>> begin Data in this exercise

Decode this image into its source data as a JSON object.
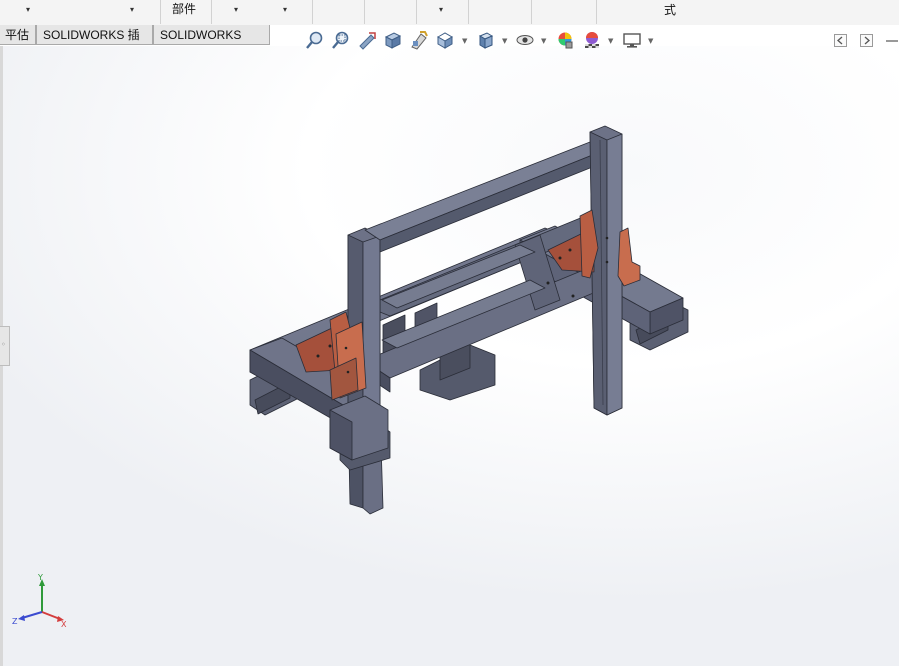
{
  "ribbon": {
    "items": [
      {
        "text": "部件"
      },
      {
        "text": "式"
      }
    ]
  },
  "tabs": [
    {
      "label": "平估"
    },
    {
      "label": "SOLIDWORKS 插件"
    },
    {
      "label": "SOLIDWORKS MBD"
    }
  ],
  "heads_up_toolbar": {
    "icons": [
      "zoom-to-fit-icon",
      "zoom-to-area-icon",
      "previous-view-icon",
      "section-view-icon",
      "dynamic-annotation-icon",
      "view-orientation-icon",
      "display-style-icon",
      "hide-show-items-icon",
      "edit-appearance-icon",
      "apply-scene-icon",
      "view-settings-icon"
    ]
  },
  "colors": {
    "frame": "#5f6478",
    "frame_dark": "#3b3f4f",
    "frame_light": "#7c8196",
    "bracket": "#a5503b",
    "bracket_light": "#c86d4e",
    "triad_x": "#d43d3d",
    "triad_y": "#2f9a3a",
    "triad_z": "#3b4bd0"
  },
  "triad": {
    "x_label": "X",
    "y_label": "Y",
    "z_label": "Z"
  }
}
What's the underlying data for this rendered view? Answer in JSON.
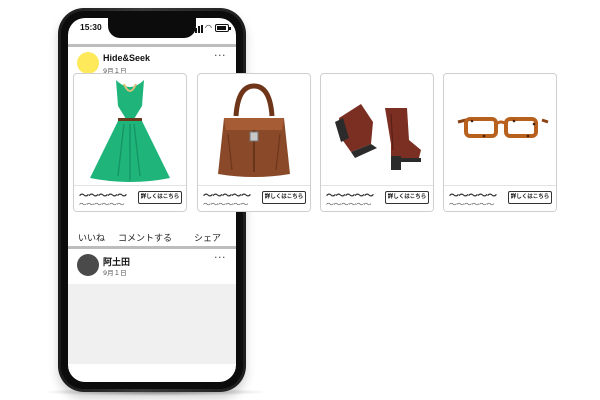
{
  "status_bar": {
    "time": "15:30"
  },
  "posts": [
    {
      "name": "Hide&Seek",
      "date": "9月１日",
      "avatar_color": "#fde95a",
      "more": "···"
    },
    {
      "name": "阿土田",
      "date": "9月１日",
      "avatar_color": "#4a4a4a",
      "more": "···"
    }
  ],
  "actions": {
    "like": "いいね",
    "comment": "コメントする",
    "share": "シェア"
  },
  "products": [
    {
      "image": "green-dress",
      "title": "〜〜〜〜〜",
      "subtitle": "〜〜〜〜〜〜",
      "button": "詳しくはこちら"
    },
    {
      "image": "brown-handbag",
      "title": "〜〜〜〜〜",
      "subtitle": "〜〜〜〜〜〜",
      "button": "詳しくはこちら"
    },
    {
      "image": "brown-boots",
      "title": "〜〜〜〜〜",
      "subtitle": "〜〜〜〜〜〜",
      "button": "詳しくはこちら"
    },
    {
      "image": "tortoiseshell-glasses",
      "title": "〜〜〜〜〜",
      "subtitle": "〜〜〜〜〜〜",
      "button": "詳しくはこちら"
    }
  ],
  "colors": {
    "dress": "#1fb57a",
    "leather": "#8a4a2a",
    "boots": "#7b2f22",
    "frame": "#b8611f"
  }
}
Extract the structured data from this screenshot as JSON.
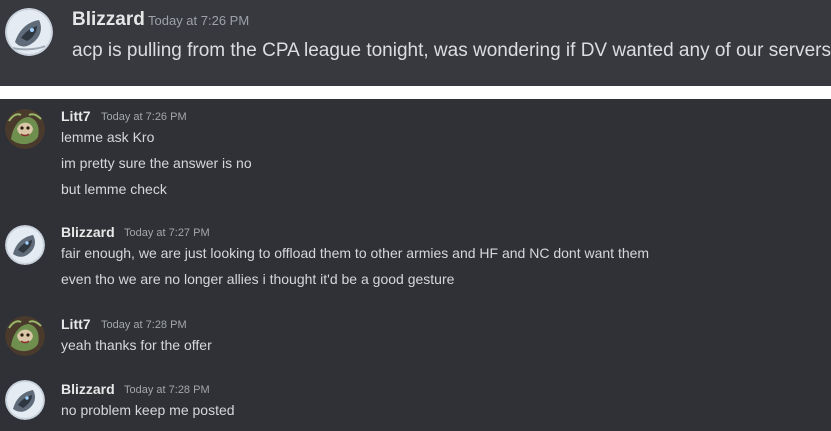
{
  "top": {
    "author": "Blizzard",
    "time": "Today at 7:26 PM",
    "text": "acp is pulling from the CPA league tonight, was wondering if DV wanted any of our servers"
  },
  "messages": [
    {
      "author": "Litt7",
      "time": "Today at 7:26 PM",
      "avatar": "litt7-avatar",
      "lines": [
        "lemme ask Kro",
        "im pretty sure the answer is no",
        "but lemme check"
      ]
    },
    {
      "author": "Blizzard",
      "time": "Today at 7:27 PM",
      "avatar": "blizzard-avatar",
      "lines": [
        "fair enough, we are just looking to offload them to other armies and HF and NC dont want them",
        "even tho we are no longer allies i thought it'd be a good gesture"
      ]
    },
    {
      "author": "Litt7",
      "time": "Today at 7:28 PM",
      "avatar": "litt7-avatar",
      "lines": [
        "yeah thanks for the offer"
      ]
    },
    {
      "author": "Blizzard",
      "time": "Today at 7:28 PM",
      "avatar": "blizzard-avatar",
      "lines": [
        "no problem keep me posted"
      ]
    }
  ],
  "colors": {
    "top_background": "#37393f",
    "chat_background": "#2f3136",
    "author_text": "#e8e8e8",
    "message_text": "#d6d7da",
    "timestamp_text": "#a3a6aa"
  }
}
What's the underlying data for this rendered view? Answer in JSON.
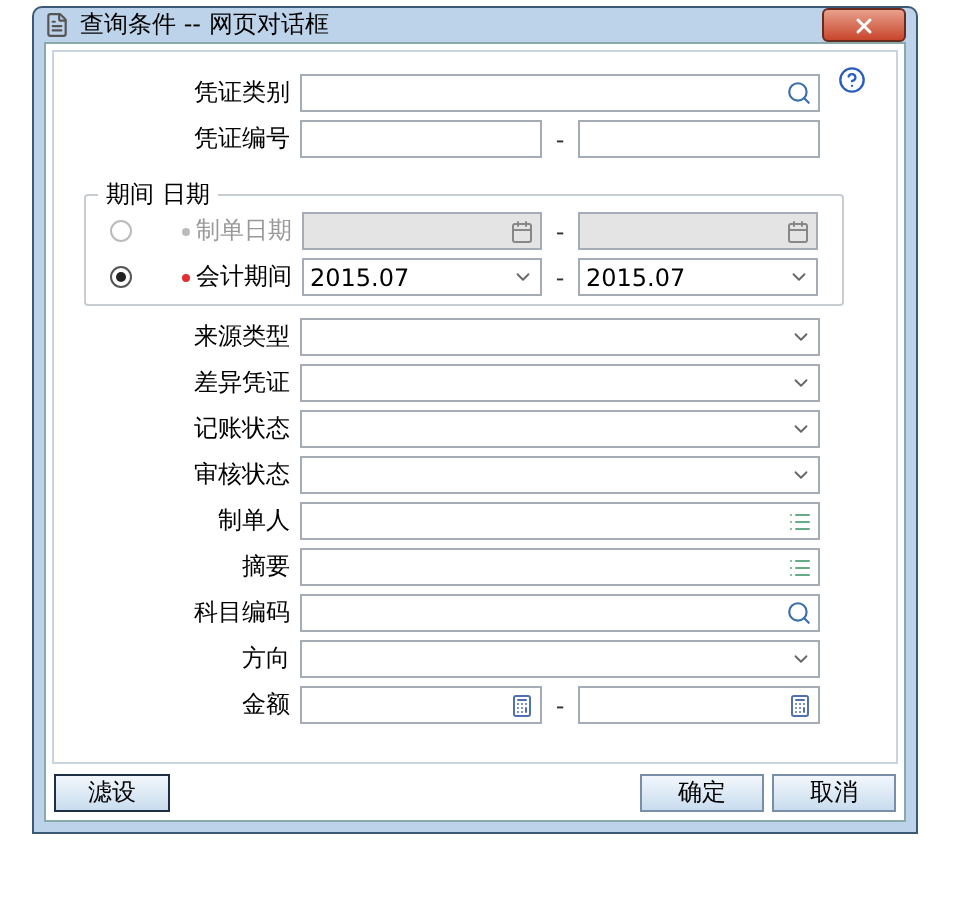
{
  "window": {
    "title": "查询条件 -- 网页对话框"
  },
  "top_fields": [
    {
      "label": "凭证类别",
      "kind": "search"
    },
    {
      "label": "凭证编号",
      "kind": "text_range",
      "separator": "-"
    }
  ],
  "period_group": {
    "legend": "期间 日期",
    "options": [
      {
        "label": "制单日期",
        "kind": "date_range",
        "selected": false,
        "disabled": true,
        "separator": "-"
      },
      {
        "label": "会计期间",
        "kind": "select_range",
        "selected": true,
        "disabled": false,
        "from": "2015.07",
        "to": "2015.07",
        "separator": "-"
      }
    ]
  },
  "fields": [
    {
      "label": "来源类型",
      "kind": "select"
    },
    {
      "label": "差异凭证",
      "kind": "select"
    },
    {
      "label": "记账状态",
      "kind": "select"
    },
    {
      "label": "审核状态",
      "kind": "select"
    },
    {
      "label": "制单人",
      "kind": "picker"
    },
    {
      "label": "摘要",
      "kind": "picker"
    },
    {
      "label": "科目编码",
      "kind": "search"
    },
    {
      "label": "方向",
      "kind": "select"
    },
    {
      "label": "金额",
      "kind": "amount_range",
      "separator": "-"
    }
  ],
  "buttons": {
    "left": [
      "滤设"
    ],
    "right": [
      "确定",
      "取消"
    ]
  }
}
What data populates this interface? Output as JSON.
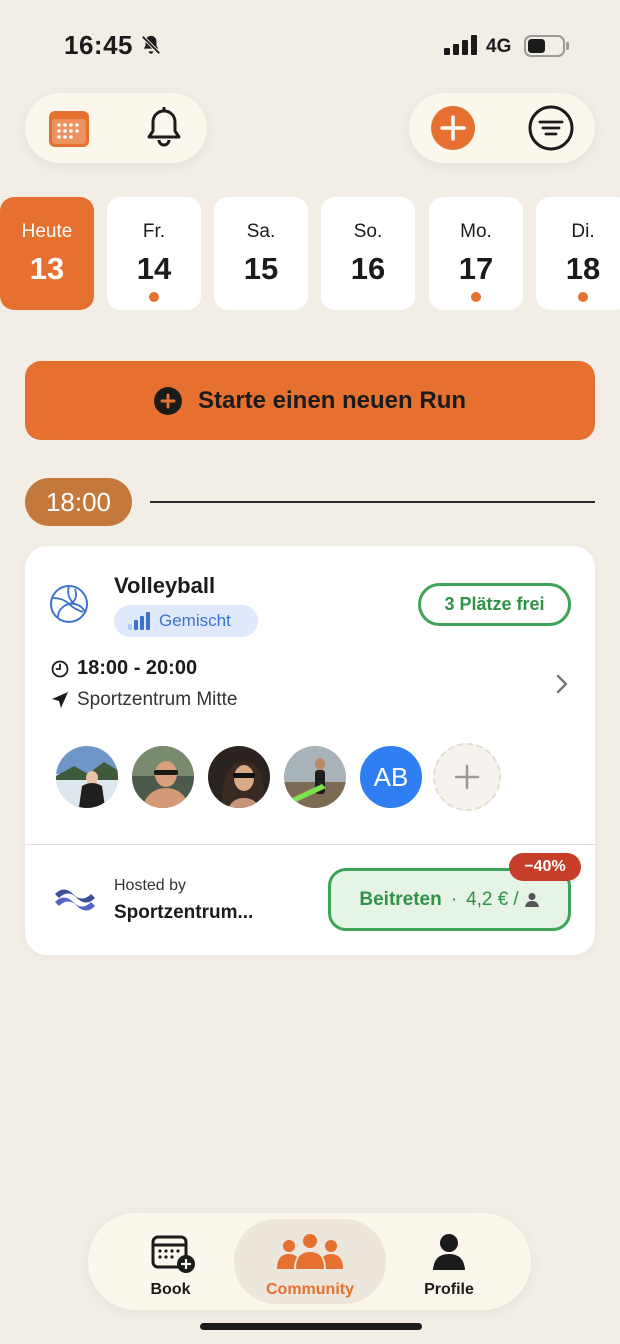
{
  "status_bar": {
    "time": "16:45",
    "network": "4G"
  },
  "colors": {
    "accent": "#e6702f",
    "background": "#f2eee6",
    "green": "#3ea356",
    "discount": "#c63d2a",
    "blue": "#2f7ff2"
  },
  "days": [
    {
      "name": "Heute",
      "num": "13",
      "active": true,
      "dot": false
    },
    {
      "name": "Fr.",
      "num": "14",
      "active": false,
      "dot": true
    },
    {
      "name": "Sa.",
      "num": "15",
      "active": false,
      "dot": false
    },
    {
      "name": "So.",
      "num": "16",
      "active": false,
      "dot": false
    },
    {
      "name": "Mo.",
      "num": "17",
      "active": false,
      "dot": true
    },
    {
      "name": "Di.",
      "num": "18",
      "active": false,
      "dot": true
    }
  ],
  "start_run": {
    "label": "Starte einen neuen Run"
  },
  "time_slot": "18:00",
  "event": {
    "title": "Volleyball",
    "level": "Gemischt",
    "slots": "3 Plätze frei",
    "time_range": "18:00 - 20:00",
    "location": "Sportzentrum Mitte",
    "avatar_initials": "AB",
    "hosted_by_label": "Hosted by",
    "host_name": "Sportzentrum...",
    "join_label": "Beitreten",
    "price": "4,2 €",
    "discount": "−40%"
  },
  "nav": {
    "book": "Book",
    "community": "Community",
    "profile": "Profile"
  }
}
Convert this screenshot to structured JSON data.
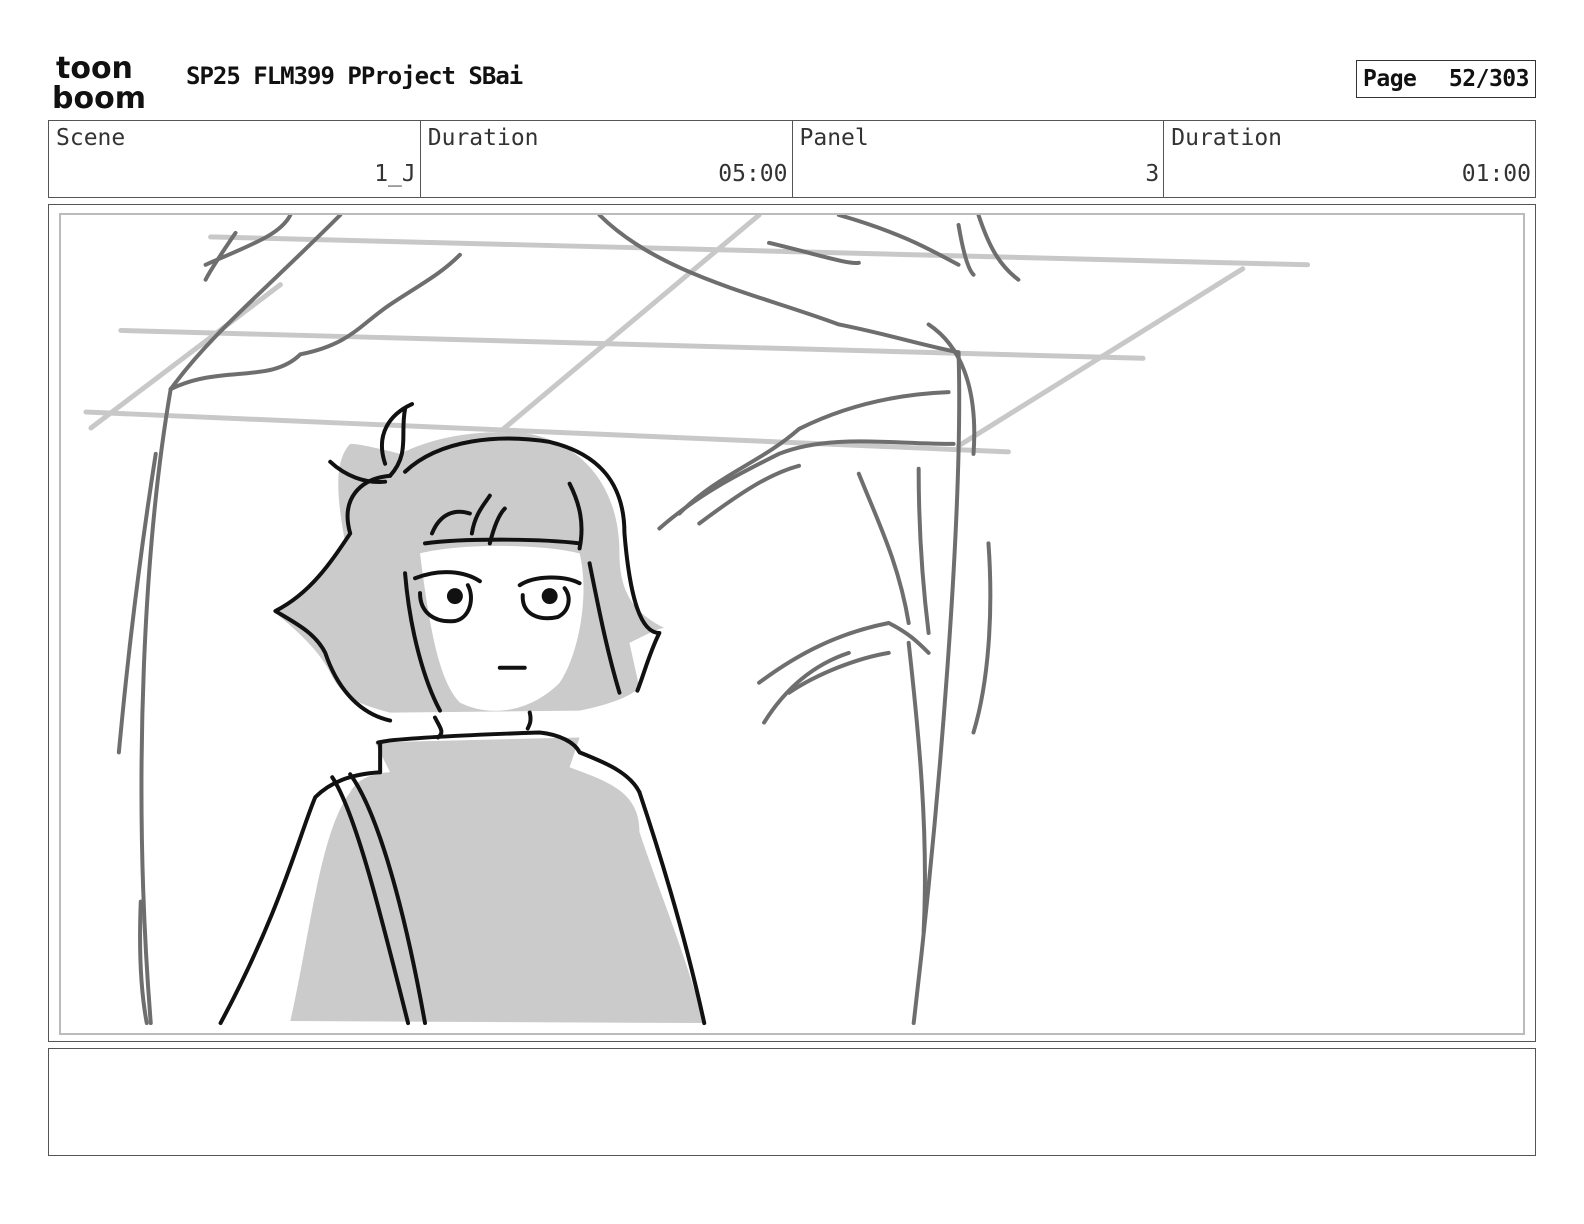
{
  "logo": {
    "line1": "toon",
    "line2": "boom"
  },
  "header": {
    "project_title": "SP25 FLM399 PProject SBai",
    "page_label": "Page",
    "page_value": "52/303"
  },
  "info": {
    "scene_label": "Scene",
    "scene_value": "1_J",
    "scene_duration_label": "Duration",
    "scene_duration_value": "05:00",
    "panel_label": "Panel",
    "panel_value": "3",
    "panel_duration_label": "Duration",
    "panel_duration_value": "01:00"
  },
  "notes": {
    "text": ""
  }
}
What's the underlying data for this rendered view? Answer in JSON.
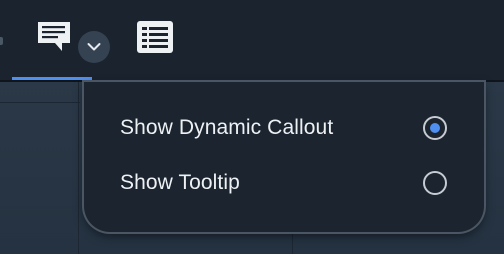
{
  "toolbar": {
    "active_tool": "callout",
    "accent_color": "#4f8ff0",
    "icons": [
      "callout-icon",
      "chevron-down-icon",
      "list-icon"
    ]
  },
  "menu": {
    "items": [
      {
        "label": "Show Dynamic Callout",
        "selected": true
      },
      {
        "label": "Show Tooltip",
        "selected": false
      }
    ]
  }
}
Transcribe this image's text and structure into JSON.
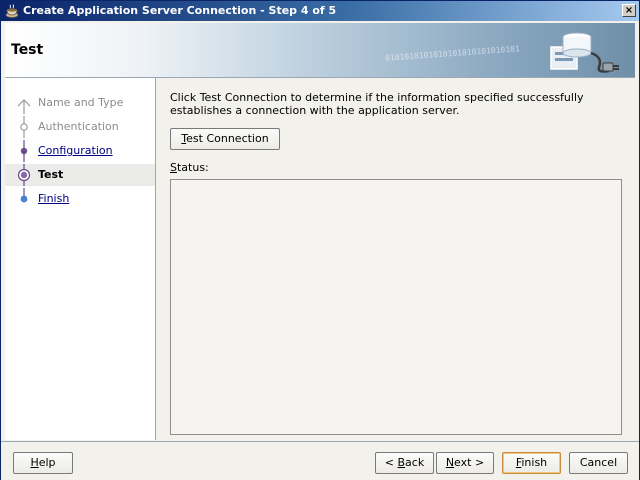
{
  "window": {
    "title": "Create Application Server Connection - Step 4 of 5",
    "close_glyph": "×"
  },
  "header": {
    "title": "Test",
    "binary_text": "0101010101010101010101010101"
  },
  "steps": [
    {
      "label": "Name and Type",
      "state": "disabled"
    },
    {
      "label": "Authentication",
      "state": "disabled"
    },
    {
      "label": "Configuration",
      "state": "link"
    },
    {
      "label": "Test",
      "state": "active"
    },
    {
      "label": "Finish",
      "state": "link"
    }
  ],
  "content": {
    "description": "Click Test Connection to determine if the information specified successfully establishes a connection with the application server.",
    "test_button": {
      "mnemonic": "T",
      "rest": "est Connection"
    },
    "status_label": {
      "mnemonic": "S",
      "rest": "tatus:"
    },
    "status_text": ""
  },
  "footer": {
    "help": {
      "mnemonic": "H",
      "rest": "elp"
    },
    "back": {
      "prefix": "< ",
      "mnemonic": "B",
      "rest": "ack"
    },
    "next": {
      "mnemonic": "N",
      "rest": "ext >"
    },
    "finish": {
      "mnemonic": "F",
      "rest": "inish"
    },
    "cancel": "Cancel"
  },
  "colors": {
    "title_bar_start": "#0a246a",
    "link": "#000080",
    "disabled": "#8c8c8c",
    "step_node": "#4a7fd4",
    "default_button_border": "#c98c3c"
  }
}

>> end Data in this exercise

* [Instruction] Check each line of the data above for the string "from" and report only how many lines have it.

* [Reply to the task] 3